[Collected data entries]
....................

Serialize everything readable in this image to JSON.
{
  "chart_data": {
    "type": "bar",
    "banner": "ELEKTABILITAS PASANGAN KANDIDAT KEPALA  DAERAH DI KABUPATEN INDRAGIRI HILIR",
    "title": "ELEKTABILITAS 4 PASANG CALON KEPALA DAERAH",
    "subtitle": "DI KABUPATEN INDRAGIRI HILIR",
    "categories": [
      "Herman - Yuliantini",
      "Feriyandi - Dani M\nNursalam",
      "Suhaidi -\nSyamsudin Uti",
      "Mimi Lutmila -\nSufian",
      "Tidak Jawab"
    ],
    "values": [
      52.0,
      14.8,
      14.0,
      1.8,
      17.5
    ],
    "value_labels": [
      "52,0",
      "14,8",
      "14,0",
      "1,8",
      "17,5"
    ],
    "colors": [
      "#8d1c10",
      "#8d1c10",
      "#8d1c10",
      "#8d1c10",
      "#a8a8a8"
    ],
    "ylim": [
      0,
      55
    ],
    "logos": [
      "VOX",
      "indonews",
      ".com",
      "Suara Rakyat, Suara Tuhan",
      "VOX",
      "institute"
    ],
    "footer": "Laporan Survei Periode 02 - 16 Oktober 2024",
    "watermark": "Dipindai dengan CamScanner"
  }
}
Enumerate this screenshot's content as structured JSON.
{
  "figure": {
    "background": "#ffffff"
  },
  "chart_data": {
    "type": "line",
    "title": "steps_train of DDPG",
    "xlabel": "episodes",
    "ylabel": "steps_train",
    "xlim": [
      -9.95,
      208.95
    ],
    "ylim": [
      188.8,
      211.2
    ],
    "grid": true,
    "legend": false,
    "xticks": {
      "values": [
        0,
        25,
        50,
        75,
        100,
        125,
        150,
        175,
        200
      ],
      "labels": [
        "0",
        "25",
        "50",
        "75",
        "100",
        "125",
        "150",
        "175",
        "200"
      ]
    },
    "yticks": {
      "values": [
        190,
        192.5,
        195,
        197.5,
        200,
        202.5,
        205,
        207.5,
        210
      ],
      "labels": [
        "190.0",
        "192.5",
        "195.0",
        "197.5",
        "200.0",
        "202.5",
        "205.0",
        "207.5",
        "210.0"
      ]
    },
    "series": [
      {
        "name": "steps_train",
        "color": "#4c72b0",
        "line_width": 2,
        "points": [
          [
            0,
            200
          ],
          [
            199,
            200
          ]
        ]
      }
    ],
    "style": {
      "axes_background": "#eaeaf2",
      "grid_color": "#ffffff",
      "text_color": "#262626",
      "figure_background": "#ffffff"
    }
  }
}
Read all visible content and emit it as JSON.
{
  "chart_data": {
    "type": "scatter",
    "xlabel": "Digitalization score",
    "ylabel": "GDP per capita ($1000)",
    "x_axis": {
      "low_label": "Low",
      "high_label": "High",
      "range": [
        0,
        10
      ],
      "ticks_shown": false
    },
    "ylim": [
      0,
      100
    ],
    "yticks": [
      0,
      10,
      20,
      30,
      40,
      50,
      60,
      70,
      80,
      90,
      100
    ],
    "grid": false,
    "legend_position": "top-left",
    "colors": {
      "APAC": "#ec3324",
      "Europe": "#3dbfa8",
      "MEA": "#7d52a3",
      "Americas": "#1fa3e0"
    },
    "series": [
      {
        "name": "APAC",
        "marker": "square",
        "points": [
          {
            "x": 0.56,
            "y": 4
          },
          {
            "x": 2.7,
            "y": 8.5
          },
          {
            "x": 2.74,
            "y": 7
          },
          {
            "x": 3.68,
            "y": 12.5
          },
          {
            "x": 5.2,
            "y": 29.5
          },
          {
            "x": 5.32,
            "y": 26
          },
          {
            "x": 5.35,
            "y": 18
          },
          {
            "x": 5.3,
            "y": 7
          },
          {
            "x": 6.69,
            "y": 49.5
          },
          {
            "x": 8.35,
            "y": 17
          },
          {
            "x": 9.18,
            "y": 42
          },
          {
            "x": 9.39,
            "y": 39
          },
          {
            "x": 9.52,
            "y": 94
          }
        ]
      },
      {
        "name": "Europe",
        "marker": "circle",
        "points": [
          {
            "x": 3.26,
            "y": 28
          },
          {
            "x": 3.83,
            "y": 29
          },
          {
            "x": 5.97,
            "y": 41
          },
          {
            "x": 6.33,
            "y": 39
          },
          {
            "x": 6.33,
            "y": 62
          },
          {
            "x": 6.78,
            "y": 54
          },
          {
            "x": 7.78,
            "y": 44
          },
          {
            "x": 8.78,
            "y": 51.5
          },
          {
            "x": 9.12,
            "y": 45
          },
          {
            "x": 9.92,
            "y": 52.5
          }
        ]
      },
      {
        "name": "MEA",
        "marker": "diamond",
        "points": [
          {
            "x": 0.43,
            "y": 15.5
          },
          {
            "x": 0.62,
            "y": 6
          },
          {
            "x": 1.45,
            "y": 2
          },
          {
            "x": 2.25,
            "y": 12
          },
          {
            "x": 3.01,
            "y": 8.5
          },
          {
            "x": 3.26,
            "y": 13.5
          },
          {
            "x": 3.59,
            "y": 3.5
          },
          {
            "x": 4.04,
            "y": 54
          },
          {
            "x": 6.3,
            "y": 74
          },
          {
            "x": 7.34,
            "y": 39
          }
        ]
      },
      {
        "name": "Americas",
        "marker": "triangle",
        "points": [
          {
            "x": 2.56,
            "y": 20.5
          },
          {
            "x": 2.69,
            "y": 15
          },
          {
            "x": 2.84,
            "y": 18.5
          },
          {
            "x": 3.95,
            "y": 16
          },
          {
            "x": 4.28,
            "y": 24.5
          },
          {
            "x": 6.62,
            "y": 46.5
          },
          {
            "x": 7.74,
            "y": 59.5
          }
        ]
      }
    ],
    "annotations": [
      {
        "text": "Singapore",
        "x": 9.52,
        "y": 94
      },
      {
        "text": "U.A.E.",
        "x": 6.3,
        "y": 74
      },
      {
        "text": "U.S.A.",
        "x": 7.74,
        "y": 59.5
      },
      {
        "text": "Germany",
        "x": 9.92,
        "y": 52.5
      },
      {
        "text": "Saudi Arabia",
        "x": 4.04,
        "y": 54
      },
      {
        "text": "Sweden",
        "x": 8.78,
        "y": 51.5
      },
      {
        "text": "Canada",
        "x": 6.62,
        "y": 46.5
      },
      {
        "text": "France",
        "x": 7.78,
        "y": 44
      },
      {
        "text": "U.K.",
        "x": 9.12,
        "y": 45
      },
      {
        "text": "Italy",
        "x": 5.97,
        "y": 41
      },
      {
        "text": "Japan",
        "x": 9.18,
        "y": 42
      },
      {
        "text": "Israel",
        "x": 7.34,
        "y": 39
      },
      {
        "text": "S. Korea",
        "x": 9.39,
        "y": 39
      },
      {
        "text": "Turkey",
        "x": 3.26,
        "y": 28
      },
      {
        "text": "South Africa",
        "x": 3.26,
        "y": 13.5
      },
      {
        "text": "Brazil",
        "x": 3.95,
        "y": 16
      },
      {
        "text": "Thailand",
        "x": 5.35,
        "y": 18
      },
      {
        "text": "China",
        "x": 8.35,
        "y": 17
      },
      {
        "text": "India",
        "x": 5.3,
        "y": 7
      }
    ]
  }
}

....................

What the task asks - Print the whole listing exactly as it is.

Full response -
Serialize everything readable in this image to JSON.
{
  "chart_data": {
    "type": "bar",
    "banner": "ELEKTABILITAS PASANGAN KANDIDAT KEPALA  DAERAH DI KABUPATEN INDRAGIRI HILIR",
    "title": "ELEKTABILITAS 4 PASANG CALON KEPALA DAERAH",
    "subtitle": "DI KABUPATEN INDRAGIRI HILIR",
    "categories": [
      "Herman - Yuliantini",
      "Feriyandi - Dani M\nNursalam",
      "Suhaidi -\nSyamsudin Uti",
      "Mimi Lutmila -\nSufian",
      "Tidak Jawab"
    ],
    "values": [
      52.0,
      14.8,
      14.0,
      1.8,
      17.5
    ],
    "value_labels": [
      "52,0",
      "14,8",
      "14,0",
      "1,8",
      "17,5"
    ],
    "colors": [
      "#8d1c10",
      "#8d1c10",
      "#8d1c10",
      "#8d1c10",
      "#a8a8a8"
    ],
    "ylim": [
      0,
      55
    ],
    "logos": [
      "VOX",
      "indonews",
      ".com",
      "Suara Rakyat, Suara Tuhan",
      "VOX",
      "institute"
    ],
    "footer": "Laporan Survei Periode 02 - 16 Oktober 2024",
    "watermark": "Dipindai dengan CamScanner"
  }
}
Enumerate this screenshot's content as structured JSON.
{
  "figure": {
    "background": "#ffffff"
  },
  "chart_data": {
    "type": "line",
    "title": "steps_train of DDPG",
    "xlabel": "episodes",
    "ylabel": "steps_train",
    "xlim": [
      -9.95,
      208.95
    ],
    "ylim": [
      188.8,
      211.2
    ],
    "grid": true,
    "legend": false,
    "xticks": {
      "values": [
        0,
        25,
        50,
        75,
        100,
        125,
        150,
        175,
        200
      ],
      "labels": [
        "0",
        "25",
        "50",
        "75",
        "100",
        "125",
        "150",
        "175",
        "200"
      ]
    },
    "yticks": {
      "values": [
        190,
        192.5,
        195,
        197.5,
        200,
        202.5,
        205,
        207.5,
        210
      ],
      "labels": [
        "190.0",
        "192.5",
        "195.0",
        "197.5",
        "200.0",
        "202.5",
        "205.0",
        "207.5",
        "210.0"
      ]
    },
    "series": [
      {
        "name": "steps_train",
        "color": "#4c72b0",
        "line_width": 2,
        "points": [
          [
            0,
            200
          ],
          [
            199,
            200
          ]
        ]
      }
    ],
    "style": {
      "axes_background": "#eaeaf2",
      "grid_color": "#ffffff",
      "text_color": "#262626",
      "figure_background": "#ffffff"
    }
  }
}
Read all visible content and emit it as JSON.
{
  "chart_data": {
    "type": "scatter",
    "xlabel": "Digitalization score",
    "ylabel": "GDP per capita ($1000)",
    "x_axis": {
      "low_label": "Low",
      "high_label": "High",
      "range": [
        0,
        10
      ],
      "ticks_shown": false
    },
    "ylim": [
      0,
      100
    ],
    "yticks": [
      0,
      10,
      20,
      30,
      40,
      50,
      60,
      70,
      80,
      90,
      100
    ],
    "grid": false,
    "legend_position": "top-left",
    "colors": {
      "APAC": "#ec3324",
      "Europe": "#3dbfa8",
      "MEA": "#7d52a3",
      "Americas": "#1fa3e0"
    },
    "series": [
      {
        "name": "APAC",
        "marker": "square",
        "points": [
          {
            "x": 0.56,
            "y": 4
          },
          {
            "x": 2.7,
            "y": 8.5
          },
          {
            "x": 2.74,
            "y": 7
          },
          {
            "x": 3.68,
            "y": 12.5
          },
          {
            "x": 5.2,
            "y": 29.5
          },
          {
            "x": 5.32,
            "y": 26
          },
          {
            "x": 5.35,
            "y": 18
          },
          {
            "x": 5.3,
            "y": 7
          },
          {
            "x": 6.69,
            "y": 49.5
          },
          {
            "x": 8.35,
            "y": 17
          },
          {
            "x": 9.18,
            "y": 42
          },
          {
            "x": 9.39,
            "y": 39
          },
          {
            "x": 9.52,
            "y": 94
          }
        ]
      },
      {
        "name": "Europe",
        "marker": "circle",
        "points": [
          {
            "x": 3.26,
            "y": 28
          },
          {
            "x": 3.83,
            "y": 29
          },
          {
            "x": 5.97,
            "y": 41
          },
          {
            "x": 6.33,
            "y": 39
          },
          {
            "x": 6.33,
            "y": 62
          },
          {
            "x": 6.78,
            "y": 54
          },
          {
            "x": 7.78,
            "y": 44
          },
          {
            "x": 8.78,
            "y": 51.5
          },
          {
            "x": 9.12,
            "y": 45
          },
          {
            "x": 9.92,
            "y": 52.5
          }
        ]
      },
      {
        "name": "MEA",
        "marker": "diamond",
        "points": [
          {
            "x": 0.43,
            "y": 15.5
          },
          {
            "x": 0.62,
            "y": 6
          },
          {
            "x": 1.45,
            "y": 2
          },
          {
            "x": 2.25,
            "y": 12
          },
          {
            "x": 3.01,
            "y": 8.5
          },
          {
            "x": 3.26,
            "y": 13.5
          },
          {
            "x": 3.59,
            "y": 3.5
          },
          {
            "x": 4.04,
            "y": 54
          },
          {
            "x": 6.3,
            "y": 74
          },
          {
            "x": 7.34,
            "y": 39
          }
        ]
      },
      {
        "name": "Americas",
        "marker": "triangle",
        "points": [
          {
            "x": 2.56,
            "y": 20.5
          },
          {
            "x": 2.69,
            "y": 15
          },
          {
            "x": 2.84,
            "y": 18.5
          },
          {
            "x": 3.95,
            "y": 16
          },
          {
            "x": 4.28,
            "y": 24.5
          },
          {
            "x": 6.62,
            "y": 46.5
          },
          {
            "x": 7.74,
            "y": 59.5
          }
        ]
      }
    ],
    "annotations": [
      {
        "text": "Singapore",
        "x": 9.52,
        "y": 94
      },
      {
        "text": "U.A.E.",
        "x": 6.3,
        "y": 74
      },
      {
        "text": "U.S.A.",
        "x": 7.74,
        "y": 59.5
      },
      {
        "text": "Germany",
        "x": 9.92,
        "y": 52.5
      },
      {
        "text": "Saudi Arabia",
        "x": 4.04,
        "y": 54
      },
      {
        "text": "Sweden",
        "x": 8.78,
        "y": 51.5
      },
      {
        "text": "Canada",
        "x": 6.62,
        "y": 46.5
      },
      {
        "text": "France",
        "x": 7.78,
        "y": 44
      },
      {
        "text": "U.K.",
        "x": 9.12,
        "y": 45
      },
      {
        "text": "Italy",
        "x": 5.97,
        "y": 41
      },
      {
        "text": "Japan",
        "x": 9.18,
        "y": 42
      },
      {
        "text": "Israel",
        "x": 7.34,
        "y": 39
      },
      {
        "text": "S. Korea",
        "x": 9.39,
        "y": 39
      },
      {
        "text": "Turkey",
        "x": 3.26,
        "y": 28
      },
      {
        "text": "South Africa",
        "x": 3.26,
        "y": 13.5
      },
      {
        "text": "Brazil",
        "x": 3.95,
        "y": 16
      },
      {
        "text": "Thailand",
        "x": 5.35,
        "y": 18
      },
      {
        "text": "China",
        "x": 8.35,
        "y": 17
      },
      {
        "text": "India",
        "x": 5.3,
        "y": 7
      }
    ]
  }
}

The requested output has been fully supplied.